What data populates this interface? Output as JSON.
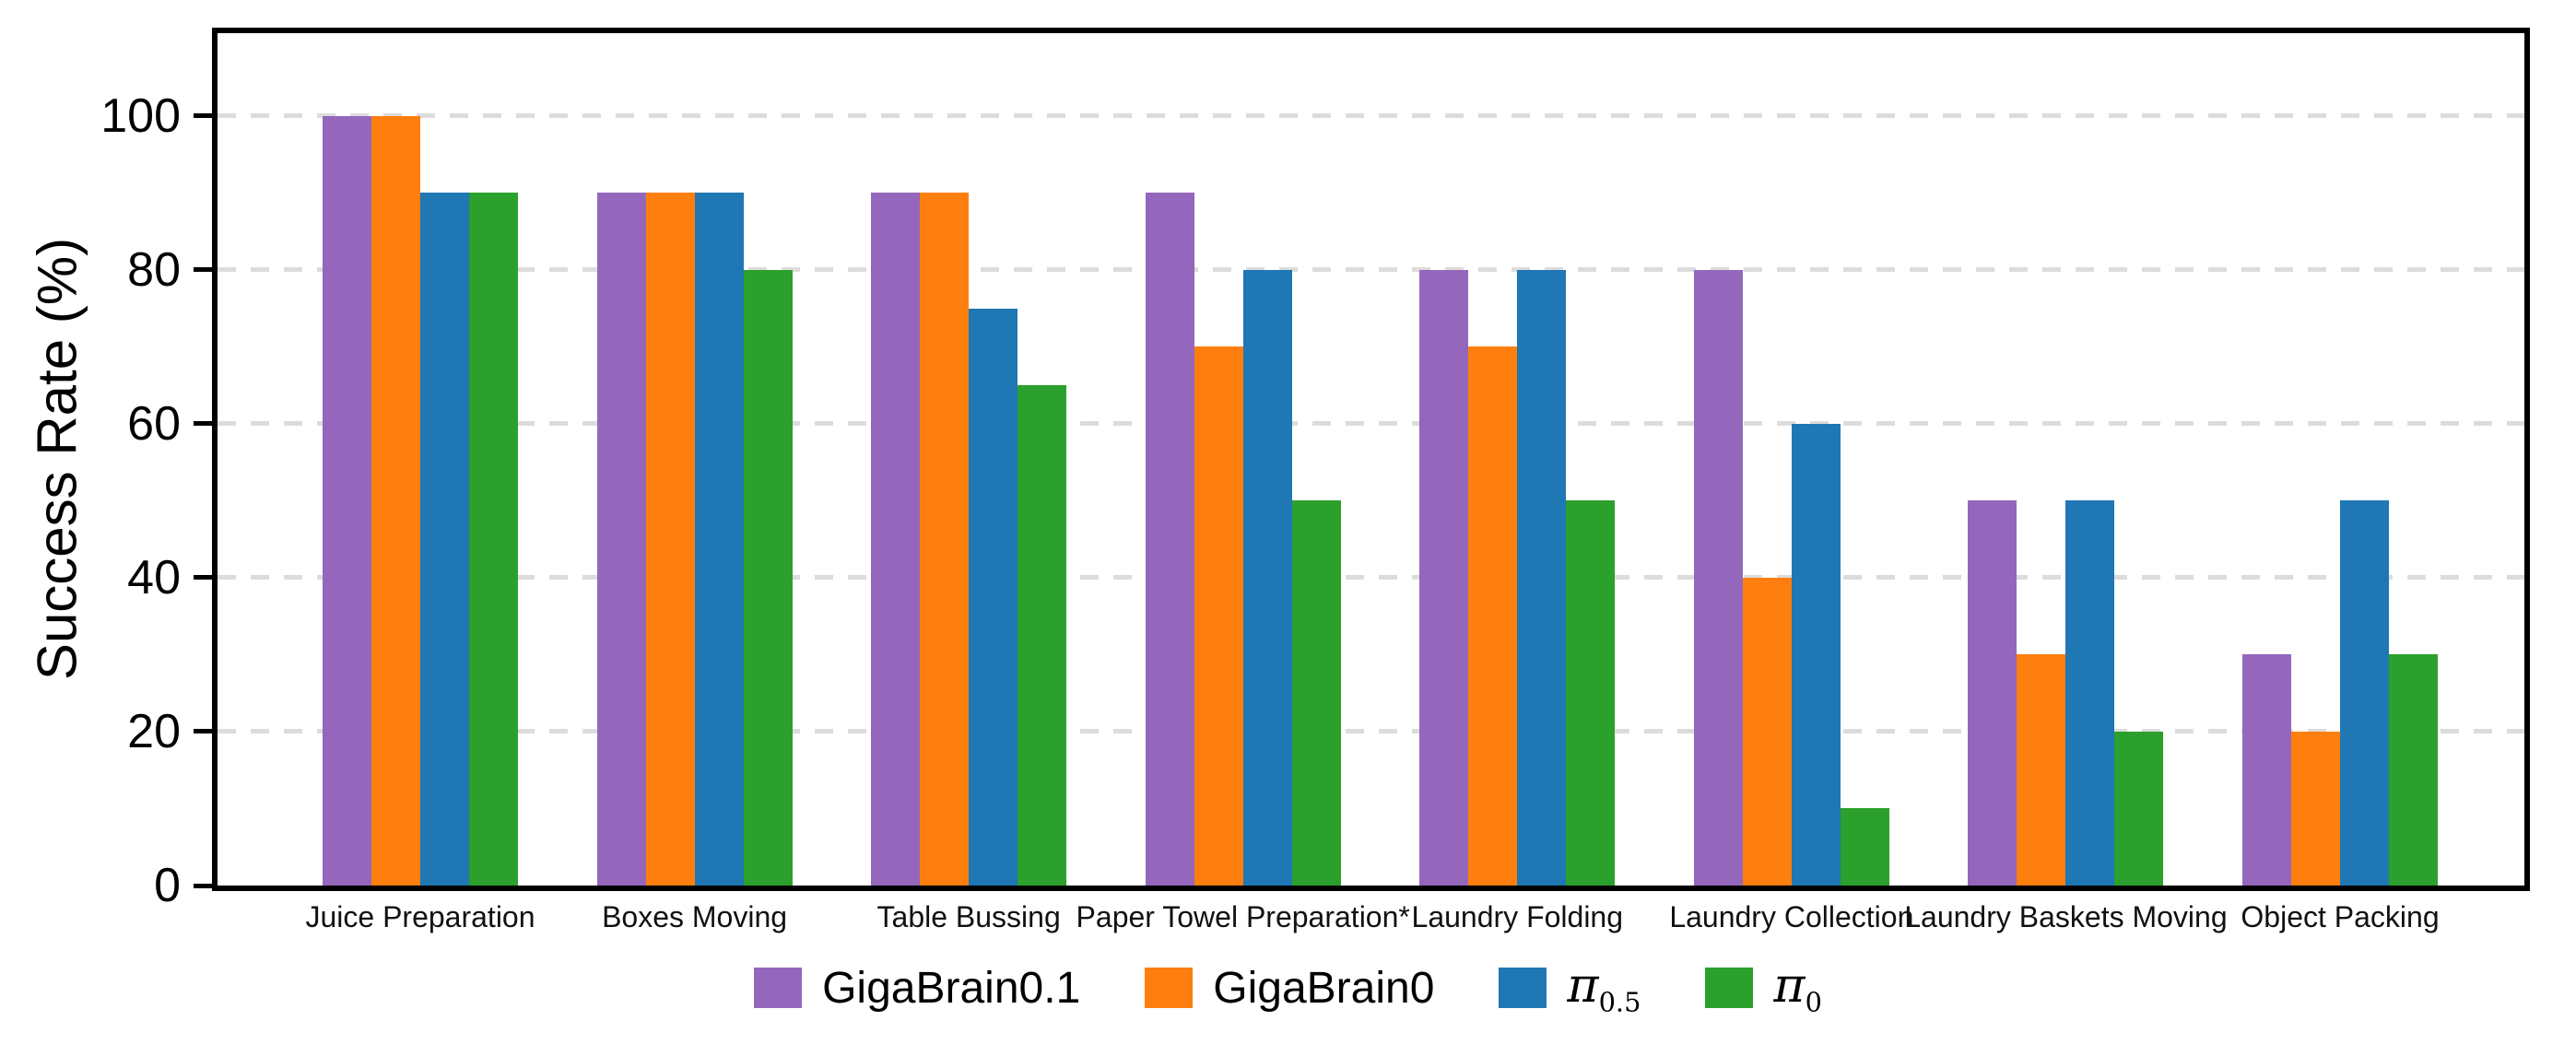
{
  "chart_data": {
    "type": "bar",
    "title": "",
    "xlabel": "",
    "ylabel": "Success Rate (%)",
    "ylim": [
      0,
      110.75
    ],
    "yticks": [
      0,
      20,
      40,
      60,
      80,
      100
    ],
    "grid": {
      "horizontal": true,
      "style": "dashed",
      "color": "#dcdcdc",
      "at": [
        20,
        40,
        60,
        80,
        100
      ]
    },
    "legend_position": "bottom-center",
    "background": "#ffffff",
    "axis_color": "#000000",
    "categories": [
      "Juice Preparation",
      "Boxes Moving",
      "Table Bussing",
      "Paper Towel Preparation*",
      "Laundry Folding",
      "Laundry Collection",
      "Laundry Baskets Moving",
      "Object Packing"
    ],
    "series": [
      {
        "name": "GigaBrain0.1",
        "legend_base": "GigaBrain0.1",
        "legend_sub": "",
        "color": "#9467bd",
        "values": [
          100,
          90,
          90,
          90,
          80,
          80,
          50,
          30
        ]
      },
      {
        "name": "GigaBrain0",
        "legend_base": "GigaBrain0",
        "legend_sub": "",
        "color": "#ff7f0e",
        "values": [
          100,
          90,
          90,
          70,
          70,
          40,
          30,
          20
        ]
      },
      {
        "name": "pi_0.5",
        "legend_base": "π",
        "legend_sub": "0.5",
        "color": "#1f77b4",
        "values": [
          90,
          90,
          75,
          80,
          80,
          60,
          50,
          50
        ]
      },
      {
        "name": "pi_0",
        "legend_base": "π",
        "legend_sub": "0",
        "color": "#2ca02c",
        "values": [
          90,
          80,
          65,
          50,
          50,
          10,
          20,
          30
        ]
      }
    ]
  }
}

_ _ _ _ _ _ _

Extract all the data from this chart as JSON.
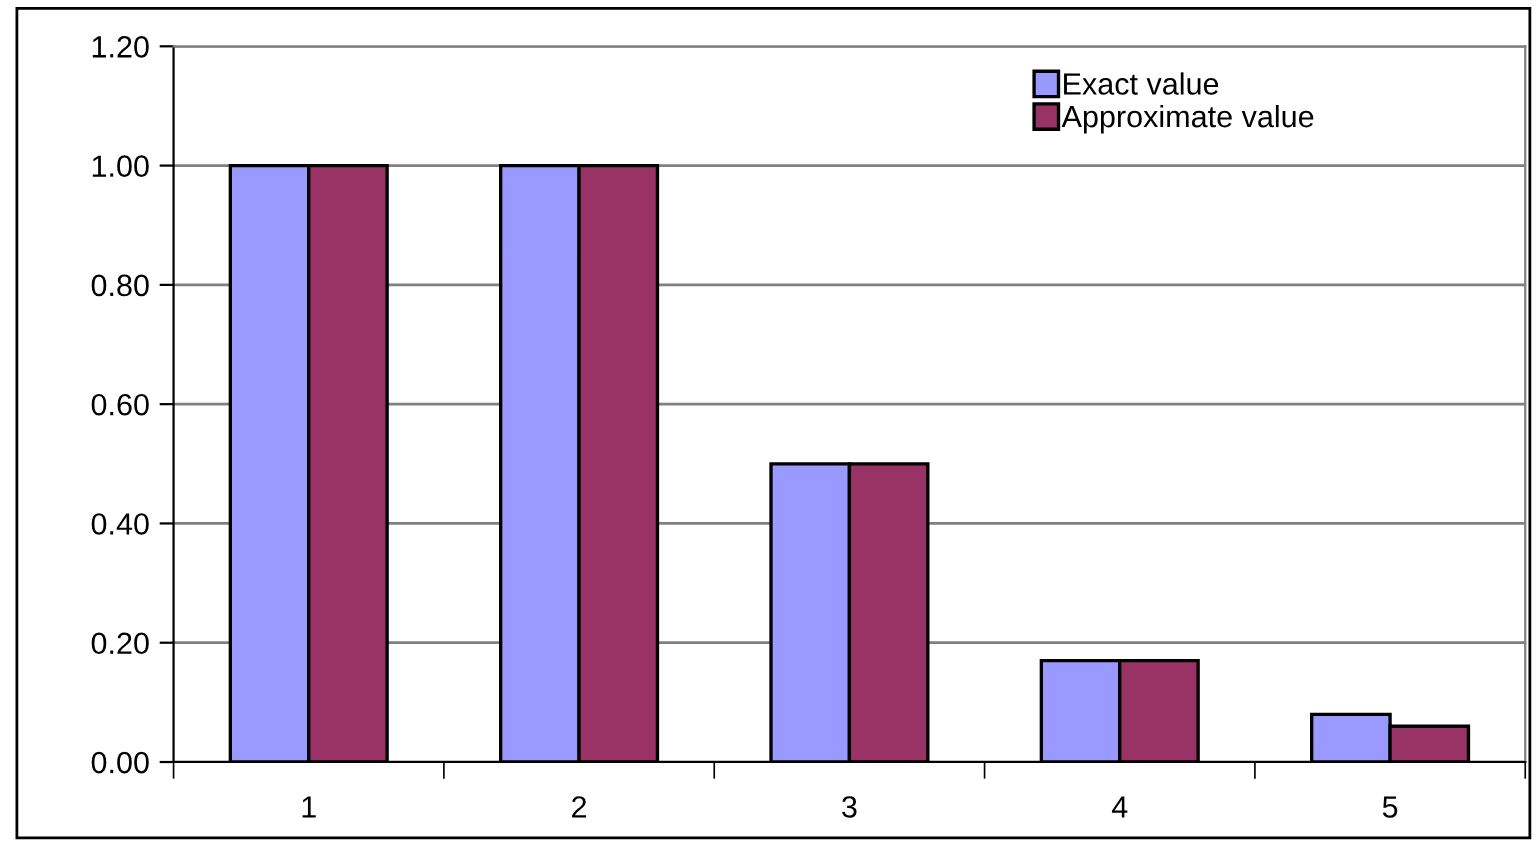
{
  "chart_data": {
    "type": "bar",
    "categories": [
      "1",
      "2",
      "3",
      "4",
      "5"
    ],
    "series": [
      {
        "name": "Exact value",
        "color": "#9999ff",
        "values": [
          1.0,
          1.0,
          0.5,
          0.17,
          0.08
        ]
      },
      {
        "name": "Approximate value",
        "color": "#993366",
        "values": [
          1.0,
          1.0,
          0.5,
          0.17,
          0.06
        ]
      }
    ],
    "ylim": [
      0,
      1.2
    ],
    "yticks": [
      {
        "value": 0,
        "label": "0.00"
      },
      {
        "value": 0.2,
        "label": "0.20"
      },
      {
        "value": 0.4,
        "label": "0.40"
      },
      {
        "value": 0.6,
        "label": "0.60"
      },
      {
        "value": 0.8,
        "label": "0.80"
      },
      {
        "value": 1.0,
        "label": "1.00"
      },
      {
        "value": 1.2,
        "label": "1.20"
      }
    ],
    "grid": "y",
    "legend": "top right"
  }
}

_ _ _ _ _ _ _

» **The exercise**
Report how many lines in the data include the word "Moving", and give nothing but the count.

» **Output of the task**
2